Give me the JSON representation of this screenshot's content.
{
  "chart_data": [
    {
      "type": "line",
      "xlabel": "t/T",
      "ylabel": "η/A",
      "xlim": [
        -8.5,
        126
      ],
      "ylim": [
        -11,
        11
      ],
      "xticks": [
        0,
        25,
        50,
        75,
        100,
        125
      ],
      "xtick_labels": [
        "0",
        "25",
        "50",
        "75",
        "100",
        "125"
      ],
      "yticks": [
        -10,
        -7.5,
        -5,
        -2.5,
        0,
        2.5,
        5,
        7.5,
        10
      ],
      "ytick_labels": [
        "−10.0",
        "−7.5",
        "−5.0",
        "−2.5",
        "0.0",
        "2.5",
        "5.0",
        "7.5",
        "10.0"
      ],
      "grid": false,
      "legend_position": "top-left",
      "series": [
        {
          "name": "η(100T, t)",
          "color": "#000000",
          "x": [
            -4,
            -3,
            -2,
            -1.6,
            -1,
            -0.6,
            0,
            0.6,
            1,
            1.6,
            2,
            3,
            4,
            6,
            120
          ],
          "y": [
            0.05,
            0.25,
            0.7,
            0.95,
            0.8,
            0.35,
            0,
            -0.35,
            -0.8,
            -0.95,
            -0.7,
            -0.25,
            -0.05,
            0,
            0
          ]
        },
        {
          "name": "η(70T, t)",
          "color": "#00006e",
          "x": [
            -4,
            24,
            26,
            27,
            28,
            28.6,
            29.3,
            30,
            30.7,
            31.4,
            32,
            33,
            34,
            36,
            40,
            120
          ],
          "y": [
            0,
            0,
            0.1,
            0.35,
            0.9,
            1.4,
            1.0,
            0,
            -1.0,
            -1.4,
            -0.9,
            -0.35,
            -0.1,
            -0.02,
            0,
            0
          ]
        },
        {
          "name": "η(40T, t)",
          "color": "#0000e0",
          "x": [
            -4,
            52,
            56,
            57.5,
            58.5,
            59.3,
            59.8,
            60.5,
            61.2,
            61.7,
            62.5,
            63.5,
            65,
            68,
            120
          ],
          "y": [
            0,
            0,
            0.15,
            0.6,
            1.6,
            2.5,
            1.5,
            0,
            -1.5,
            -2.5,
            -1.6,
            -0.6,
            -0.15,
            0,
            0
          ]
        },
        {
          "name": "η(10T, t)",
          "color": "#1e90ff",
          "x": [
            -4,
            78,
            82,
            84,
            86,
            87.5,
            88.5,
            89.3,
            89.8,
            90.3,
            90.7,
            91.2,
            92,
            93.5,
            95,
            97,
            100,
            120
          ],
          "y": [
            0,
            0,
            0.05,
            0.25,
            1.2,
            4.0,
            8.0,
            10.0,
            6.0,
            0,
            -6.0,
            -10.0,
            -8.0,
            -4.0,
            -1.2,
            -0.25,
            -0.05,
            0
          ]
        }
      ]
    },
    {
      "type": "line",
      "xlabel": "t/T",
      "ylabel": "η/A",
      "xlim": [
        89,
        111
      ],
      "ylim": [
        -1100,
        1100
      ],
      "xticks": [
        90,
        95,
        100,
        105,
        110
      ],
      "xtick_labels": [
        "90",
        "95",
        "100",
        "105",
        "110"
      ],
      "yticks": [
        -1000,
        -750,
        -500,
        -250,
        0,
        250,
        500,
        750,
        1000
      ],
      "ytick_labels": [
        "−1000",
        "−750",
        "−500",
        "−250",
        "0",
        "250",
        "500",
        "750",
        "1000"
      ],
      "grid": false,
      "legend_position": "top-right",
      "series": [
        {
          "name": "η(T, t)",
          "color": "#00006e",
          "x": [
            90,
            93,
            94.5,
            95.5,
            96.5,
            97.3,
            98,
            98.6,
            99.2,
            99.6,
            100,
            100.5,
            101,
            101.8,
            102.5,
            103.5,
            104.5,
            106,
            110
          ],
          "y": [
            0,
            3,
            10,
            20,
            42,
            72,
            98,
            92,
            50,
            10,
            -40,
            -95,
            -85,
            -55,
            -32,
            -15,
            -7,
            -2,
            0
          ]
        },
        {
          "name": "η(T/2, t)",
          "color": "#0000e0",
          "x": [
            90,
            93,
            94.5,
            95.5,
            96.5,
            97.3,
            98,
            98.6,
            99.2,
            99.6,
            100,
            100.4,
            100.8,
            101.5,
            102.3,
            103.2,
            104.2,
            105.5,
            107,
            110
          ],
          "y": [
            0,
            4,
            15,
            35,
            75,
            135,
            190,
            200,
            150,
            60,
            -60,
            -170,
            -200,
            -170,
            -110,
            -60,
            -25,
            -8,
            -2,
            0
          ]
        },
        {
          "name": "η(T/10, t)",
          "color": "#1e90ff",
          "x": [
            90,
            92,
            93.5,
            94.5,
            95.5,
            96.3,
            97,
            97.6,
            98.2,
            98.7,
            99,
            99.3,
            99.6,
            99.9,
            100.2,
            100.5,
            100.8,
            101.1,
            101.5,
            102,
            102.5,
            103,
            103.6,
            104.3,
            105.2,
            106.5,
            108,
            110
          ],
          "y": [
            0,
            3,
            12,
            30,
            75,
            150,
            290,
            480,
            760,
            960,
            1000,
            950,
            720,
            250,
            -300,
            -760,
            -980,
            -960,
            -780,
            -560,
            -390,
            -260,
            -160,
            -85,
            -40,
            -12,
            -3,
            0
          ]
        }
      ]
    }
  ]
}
━━━━━━━━
WRITTEN INSTRUCTION: Transcribe every line of the data, exactly as it stands.

WRITTEN SOLUTION:
Give me the JSON representation of this screenshot's content.
{
  "chart_data": [
    {
      "type": "line",
      "xlabel": "t/T",
      "ylabel": "η/A",
      "xlim": [
        -8.5,
        126
      ],
      "ylim": [
        -11,
        11
      ],
      "xticks": [
        0,
        25,
        50,
        75,
        100,
        125
      ],
      "xtick_labels": [
        "0",
        "25",
        "50",
        "75",
        "100",
        "125"
      ],
      "yticks": [
        -10,
        -7.5,
        -5,
        -2.5,
        0,
        2.5,
        5,
        7.5,
        10
      ],
      "ytick_labels": [
        "−10.0",
        "−7.5",
        "−5.0",
        "−2.5",
        "0.0",
        "2.5",
        "5.0",
        "7.5",
        "10.0"
      ],
      "grid": false,
      "legend_position": "top-left",
      "series": [
        {
          "name": "η(100T, t)",
          "color": "#000000",
          "x": [
            -4,
            -3,
            -2,
            -1.6,
            -1,
            -0.6,
            0,
            0.6,
            1,
            1.6,
            2,
            3,
            4,
            6,
            120
          ],
          "y": [
            0.05,
            0.25,
            0.7,
            0.95,
            0.8,
            0.35,
            0,
            -0.35,
            -0.8,
            -0.95,
            -0.7,
            -0.25,
            -0.05,
            0,
            0
          ]
        },
        {
          "name": "η(70T, t)",
          "color": "#00006e",
          "x": [
            -4,
            24,
            26,
            27,
            28,
            28.6,
            29.3,
            30,
            30.7,
            31.4,
            32,
            33,
            34,
            36,
            40,
            120
          ],
          "y": [
            0,
            0,
            0.1,
            0.35,
            0.9,
            1.4,
            1.0,
            0,
            -1.0,
            -1.4,
            -0.9,
            -0.35,
            -0.1,
            -0.02,
            0,
            0
          ]
        },
        {
          "name": "η(40T, t)",
          "color": "#0000e0",
          "x": [
            -4,
            52,
            56,
            57.5,
            58.5,
            59.3,
            59.8,
            60.5,
            61.2,
            61.7,
            62.5,
            63.5,
            65,
            68,
            120
          ],
          "y": [
            0,
            0,
            0.15,
            0.6,
            1.6,
            2.5,
            1.5,
            0,
            -1.5,
            -2.5,
            -1.6,
            -0.6,
            -0.15,
            0,
            0
          ]
        },
        {
          "name": "η(10T, t)",
          "color": "#1e90ff",
          "x": [
            -4,
            78,
            82,
            84,
            86,
            87.5,
            88.5,
            89.3,
            89.8,
            90.3,
            90.7,
            91.2,
            92,
            93.5,
            95,
            97,
            100,
            120
          ],
          "y": [
            0,
            0,
            0.05,
            0.25,
            1.2,
            4.0,
            8.0,
            10.0,
            6.0,
            0,
            -6.0,
            -10.0,
            -8.0,
            -4.0,
            -1.2,
            -0.25,
            -0.05,
            0
          ]
        }
      ]
    },
    {
      "type": "line",
      "xlabel": "t/T",
      "ylabel": "η/A",
      "xlim": [
        89,
        111
      ],
      "ylim": [
        -1100,
        1100
      ],
      "xticks": [
        90,
        95,
        100,
        105,
        110
      ],
      "xtick_labels": [
        "90",
        "95",
        "100",
        "105",
        "110"
      ],
      "yticks": [
        -1000,
        -750,
        -500,
        -250,
        0,
        250,
        500,
        750,
        1000
      ],
      "ytick_labels": [
        "−1000",
        "−750",
        "−500",
        "−250",
        "0",
        "250",
        "500",
        "750",
        "1000"
      ],
      "grid": false,
      "legend_position": "top-right",
      "series": [
        {
          "name": "η(T, t)",
          "color": "#00006e",
          "x": [
            90,
            93,
            94.5,
            95.5,
            96.5,
            97.3,
            98,
            98.6,
            99.2,
            99.6,
            100,
            100.5,
            101,
            101.8,
            102.5,
            103.5,
            104.5,
            106,
            110
          ],
          "y": [
            0,
            3,
            10,
            20,
            42,
            72,
            98,
            92,
            50,
            10,
            -40,
            -95,
            -85,
            -55,
            -32,
            -15,
            -7,
            -2,
            0
          ]
        },
        {
          "name": "η(T/2, t)",
          "color": "#0000e0",
          "x": [
            90,
            93,
            94.5,
            95.5,
            96.5,
            97.3,
            98,
            98.6,
            99.2,
            99.6,
            100,
            100.4,
            100.8,
            101.5,
            102.3,
            103.2,
            104.2,
            105.5,
            107,
            110
          ],
          "y": [
            0,
            4,
            15,
            35,
            75,
            135,
            190,
            200,
            150,
            60,
            -60,
            -170,
            -200,
            -170,
            -110,
            -60,
            -25,
            -8,
            -2,
            0
          ]
        },
        {
          "name": "η(T/10, t)",
          "color": "#1e90ff",
          "x": [
            90,
            92,
            93.5,
            94.5,
            95.5,
            96.3,
            97,
            97.6,
            98.2,
            98.7,
            99,
            99.3,
            99.6,
            99.9,
            100.2,
            100.5,
            100.8,
            101.1,
            101.5,
            102,
            102.5,
            103,
            103.6,
            104.3,
            105.2,
            106.5,
            108,
            110
          ],
          "y": [
            0,
            3,
            12,
            30,
            75,
            150,
            290,
            480,
            760,
            960,
            1000,
            950,
            720,
            250,
            -300,
            -760,
            -980,
            -960,
            -780,
            -560,
            -390,
            -260,
            -160,
            -85,
            -40,
            -12,
            -3,
            0
          ]
        }
      ]
    }
  ]
}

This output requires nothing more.